=== Instructions for the task ===
In the copy, include every entry exactly but none of the pictures.

=== Information supplied ===
# # #

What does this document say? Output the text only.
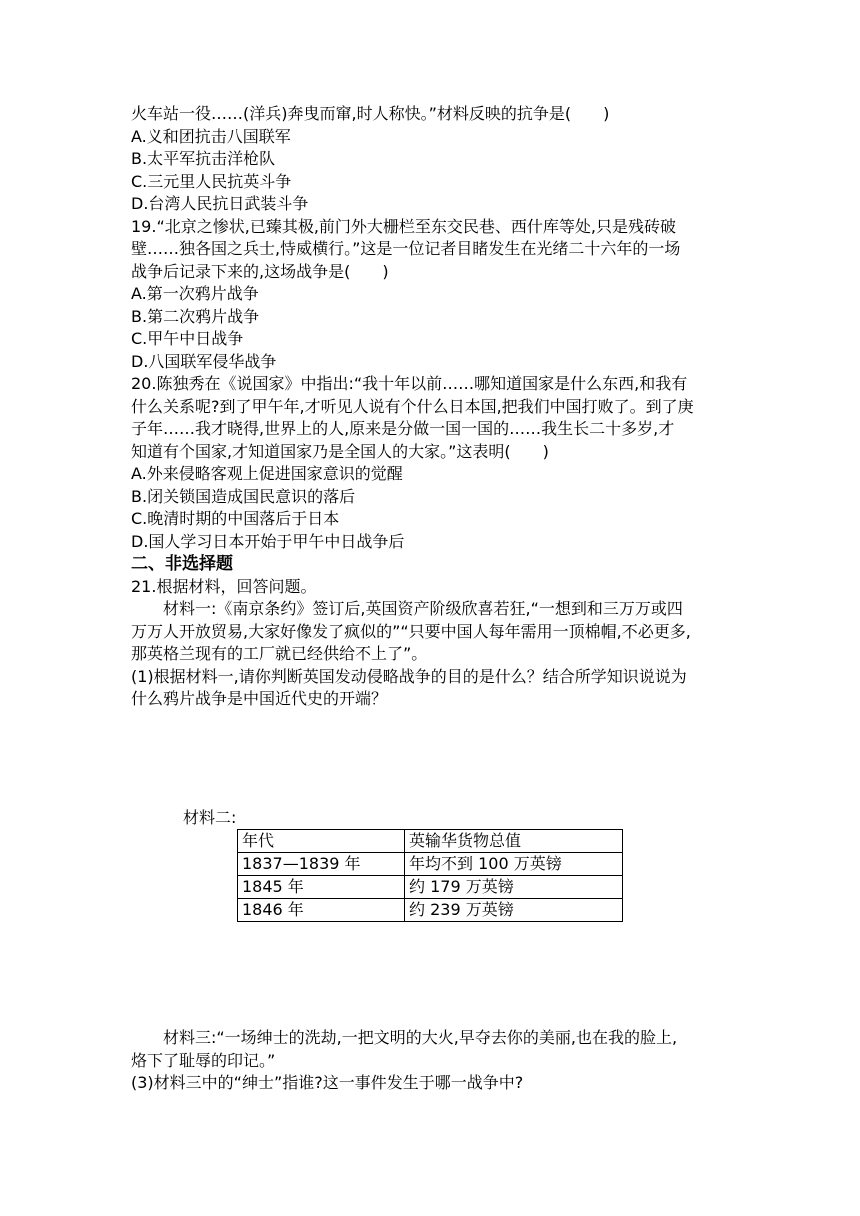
火车站一役……(洋兵)奔曳而窜,时人称快。”材料反映的抗争是(　　)
A.义和团抗击八国联军
B.太平军抗击洋枪队
C.三元里人民抗英斗争
D.台湾人民抗日武装斗争
19.“北京之惨状,已臻其极,前门外大栅栏至东交民巷、西什库等处,只是残砖破
壁……独各国之兵士,恃威横行。”这是一位记者目睹发生在光绪二十六年的一场
战争后记录下来的,这场战争是(　　)
A.第一次鸦片战争
B.第二次鸦片战争
C.甲午中日战争
D.八国联军侵华战争
20.陈独秀在《说国家》中指出:“我十年以前……哪知道国家是什么东西,和我有
什么关系呢?到了甲午年,才听见人说有个什么日本国,把我们中国打败了。到了庚
子年……我才晓得,世界上的人,原来是分做一国一国的……我生长二十多岁,才
知道有个国家,才知道国家乃是全国人的大家。”这表明(　　)
A.外来侵略客观上促进国家意识的觉醒
B.闭关锁国造成国民意识的落后
C.晚清时期的中国落后于日本
D.国人学习日本开始于甲午中日战争后
二、非选择题
21.根据材料，回答问题。
材料一:《南京条约》签订后,英国资产阶级欣喜若狂,“一想到和三万万或四
万万人开放贸易,大家好像发了疯似的”“只要中国人每年需用一顶棉帽,不必更多,
那英格兰现有的工厂就已经供给不上了”。
(1)根据材料一,请你判断英国发动侵略战争的目的是什么？结合所学知识说说为
什么鸦片战争是中国近代史的开端？
材料二:
年代	英输华货物总值
1837—1839 年	年均不到 100 万英镑
1845 年	约 179 万英镑
1846 年	约 239 万英镑
材料三:“一场绅士的洗劫,一把文明的大火,早夺去你的美丽,也在我的脸上,
烙下了耻辱的印记。”
(3)材料三中的“绅士”指谁?这一事件发生于哪一战争中?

# # #

=== Complete answer ===
What does this document say? Output the text only.
火车站一役……(洋兵)奔曳而窜,时人称快。”材料反映的抗争是(　　)
A.义和团抗击八国联军
B.太平军抗击洋枪队
C.三元里人民抗英斗争
D.台湾人民抗日武装斗争
19.“北京之惨状,已臻其极,前门外大栅栏至东交民巷、西什库等处,只是残砖破
壁……独各国之兵士,恃威横行。”这是一位记者目睹发生在光绪二十六年的一场
战争后记录下来的,这场战争是(　　)
A.第一次鸦片战争
B.第二次鸦片战争
C.甲午中日战争
D.八国联军侵华战争
20.陈独秀在《说国家》中指出:“我十年以前……哪知道国家是什么东西,和我有
什么关系呢?到了甲午年,才听见人说有个什么日本国,把我们中国打败了。到了庚
子年……我才晓得,世界上的人,原来是分做一国一国的……我生长二十多岁,才
知道有个国家,才知道国家乃是全国人的大家。”这表明(　　)
A.外来侵略客观上促进国家意识的觉醒
B.闭关锁国造成国民意识的落后
C.晚清时期的中国落后于日本
D.国人学习日本开始于甲午中日战争后
二、非选择题
21.根据材料，回答问题。
材料一:《南京条约》签订后,英国资产阶级欣喜若狂,“一想到和三万万或四
万万人开放贸易,大家好像发了疯似的”“只要中国人每年需用一顶棉帽,不必更多,
那英格兰现有的工厂就已经供给不上了”。
(1)根据材料一,请你判断英国发动侵略战争的目的是什么？结合所学知识说说为
什么鸦片战争是中国近代史的开端？
材料二:
年代	英输华货物总值
1837—1839 年	年均不到 100 万英镑
1845 年	约 179 万英镑
1846 年	约 239 万英镑
材料三:“一场绅士的洗劫,一把文明的大火,早夺去你的美丽,也在我的脸上,
烙下了耻辱的印记。”
(3)材料三中的“绅士”指谁?这一事件发生于哪一战争中?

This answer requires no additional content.